▸ **Work required**
Search the data for the word "verite" and copy every line that contains it.

▸ **Saved entries**
"""

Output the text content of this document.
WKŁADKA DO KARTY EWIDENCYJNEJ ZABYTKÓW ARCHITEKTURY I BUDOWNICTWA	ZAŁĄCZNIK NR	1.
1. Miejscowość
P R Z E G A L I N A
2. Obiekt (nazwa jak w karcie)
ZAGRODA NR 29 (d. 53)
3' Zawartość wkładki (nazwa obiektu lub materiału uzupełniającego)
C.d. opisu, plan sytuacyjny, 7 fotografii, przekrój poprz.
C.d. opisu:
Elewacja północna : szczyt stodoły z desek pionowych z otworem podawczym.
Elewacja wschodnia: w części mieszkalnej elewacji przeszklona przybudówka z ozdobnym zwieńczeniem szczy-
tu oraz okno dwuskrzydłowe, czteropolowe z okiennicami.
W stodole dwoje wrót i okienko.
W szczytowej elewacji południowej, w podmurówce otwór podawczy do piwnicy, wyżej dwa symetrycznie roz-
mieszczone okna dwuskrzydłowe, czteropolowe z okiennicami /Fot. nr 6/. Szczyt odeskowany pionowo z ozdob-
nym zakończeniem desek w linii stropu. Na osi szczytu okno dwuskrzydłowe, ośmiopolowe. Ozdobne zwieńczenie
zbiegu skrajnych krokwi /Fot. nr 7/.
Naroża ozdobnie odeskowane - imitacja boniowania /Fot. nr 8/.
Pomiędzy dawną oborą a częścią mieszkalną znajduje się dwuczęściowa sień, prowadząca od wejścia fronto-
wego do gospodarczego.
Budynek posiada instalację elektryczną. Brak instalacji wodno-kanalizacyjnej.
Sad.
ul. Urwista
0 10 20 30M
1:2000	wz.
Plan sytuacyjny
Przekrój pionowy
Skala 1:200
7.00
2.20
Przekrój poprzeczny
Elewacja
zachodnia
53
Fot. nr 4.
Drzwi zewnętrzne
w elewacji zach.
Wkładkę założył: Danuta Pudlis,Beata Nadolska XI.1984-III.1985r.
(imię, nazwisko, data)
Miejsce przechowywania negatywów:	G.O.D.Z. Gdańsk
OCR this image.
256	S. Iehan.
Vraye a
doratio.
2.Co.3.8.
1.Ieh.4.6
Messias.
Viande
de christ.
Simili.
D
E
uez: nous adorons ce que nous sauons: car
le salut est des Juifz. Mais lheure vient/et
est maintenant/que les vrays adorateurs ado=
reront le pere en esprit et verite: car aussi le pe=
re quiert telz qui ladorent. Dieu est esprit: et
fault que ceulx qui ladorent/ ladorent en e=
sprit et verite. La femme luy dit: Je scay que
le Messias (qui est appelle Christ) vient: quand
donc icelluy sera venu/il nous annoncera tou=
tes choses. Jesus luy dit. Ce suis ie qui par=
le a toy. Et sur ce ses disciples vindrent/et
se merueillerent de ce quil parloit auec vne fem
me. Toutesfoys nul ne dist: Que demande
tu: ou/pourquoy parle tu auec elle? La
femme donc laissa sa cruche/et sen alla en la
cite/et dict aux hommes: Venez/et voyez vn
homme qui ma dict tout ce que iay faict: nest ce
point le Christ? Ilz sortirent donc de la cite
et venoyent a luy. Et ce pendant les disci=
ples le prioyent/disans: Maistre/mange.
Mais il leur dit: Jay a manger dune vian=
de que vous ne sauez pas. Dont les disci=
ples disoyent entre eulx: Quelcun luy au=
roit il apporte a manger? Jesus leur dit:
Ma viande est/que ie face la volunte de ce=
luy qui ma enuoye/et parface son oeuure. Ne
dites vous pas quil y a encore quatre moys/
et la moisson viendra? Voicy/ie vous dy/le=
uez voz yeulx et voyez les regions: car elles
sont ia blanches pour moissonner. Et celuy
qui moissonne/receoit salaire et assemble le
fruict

"""
"""

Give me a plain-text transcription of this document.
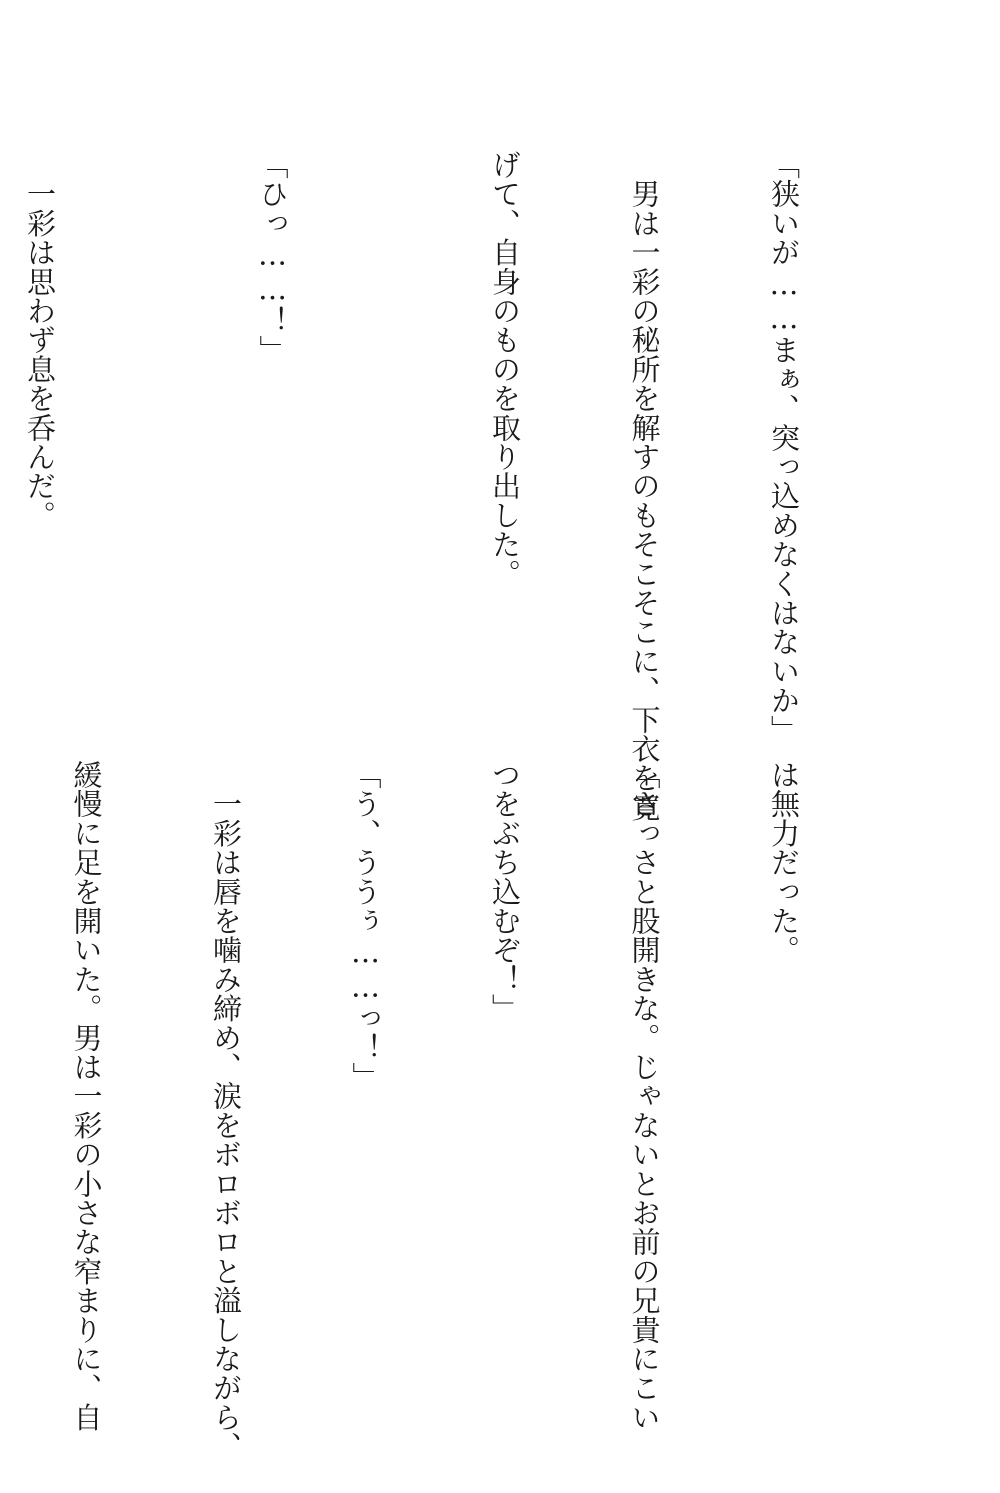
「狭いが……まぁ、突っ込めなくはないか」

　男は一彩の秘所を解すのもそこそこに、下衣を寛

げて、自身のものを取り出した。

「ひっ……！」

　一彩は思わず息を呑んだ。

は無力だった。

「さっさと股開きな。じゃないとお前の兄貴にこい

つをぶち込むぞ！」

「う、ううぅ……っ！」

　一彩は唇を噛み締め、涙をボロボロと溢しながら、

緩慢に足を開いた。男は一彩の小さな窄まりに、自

"""

▸ **Response to the task**
reront le pere en esprit et verite: car aussi le pe=
sprit et verite. La femme luy dit: Je scay que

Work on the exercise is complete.